GIVEN INSTRUCTION:
Extract the listing in its entirety, keeping each line identical to the original.

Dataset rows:
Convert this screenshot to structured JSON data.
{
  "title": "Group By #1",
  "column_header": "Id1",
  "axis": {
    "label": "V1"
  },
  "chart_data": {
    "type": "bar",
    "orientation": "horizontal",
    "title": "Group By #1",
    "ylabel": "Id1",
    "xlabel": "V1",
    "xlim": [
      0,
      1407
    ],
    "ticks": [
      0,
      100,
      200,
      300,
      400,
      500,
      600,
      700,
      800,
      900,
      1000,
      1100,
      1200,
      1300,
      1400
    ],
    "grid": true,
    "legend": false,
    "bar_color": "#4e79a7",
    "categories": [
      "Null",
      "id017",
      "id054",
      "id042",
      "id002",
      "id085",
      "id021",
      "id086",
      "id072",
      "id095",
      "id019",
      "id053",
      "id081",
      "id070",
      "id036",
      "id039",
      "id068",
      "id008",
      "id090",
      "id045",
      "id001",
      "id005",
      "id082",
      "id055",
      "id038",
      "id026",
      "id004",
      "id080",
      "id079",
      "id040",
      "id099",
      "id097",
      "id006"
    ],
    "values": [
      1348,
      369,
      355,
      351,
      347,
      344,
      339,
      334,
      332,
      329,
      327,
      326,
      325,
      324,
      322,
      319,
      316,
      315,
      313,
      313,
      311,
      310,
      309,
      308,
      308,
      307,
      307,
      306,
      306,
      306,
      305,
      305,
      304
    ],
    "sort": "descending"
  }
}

RESPONSE:
Convert this screenshot to structured JSON data.
{
  "title": "Group By #1",
  "column_header": "Id1",
  "axis": {
    "label": "V1"
  },
  "chart_data": {
    "type": "bar",
    "orientation": "horizontal",
    "title": "Group By #1",
    "ylabel": "Id1",
    "xlabel": "V1",
    "xlim": [
      0,
      1407
    ],
    "ticks": [
      0,
      100,
      200,
      300,
      400,
      500,
      600,
      700,
      800,
      900,
      1000,
      1100,
      1200,
      1300,
      1400
    ],
    "grid": true,
    "legend": false,
    "bar_color": "#4e79a7",
    "categories": [
      "Null",
      "id017",
      "id054",
      "id042",
      "id002",
      "id085",
      "id021",
      "id086",
      "id072",
      "id095",
      "id019",
      "id053",
      "id081",
      "id070",
      "id036",
      "id039",
      "id068",
      "id008",
      "id090",
      "id045",
      "id001",
      "id005",
      "id082",
      "id055",
      "id038",
      "id026",
      "id004",
      "id080",
      "id079",
      "id040",
      "id099",
      "id097",
      "id006"
    ],
    "values": [
      1348,
      369,
      355,
      351,
      347,
      344,
      339,
      334,
      332,
      329,
      327,
      326,
      325,
      324,
      322,
      319,
      316,
      315,
      313,
      313,
      311,
      310,
      309,
      308,
      308,
      307,
      307,
      306,
      306,
      306,
      305,
      305,
      304
    ],
    "sort": "descending"
  }
}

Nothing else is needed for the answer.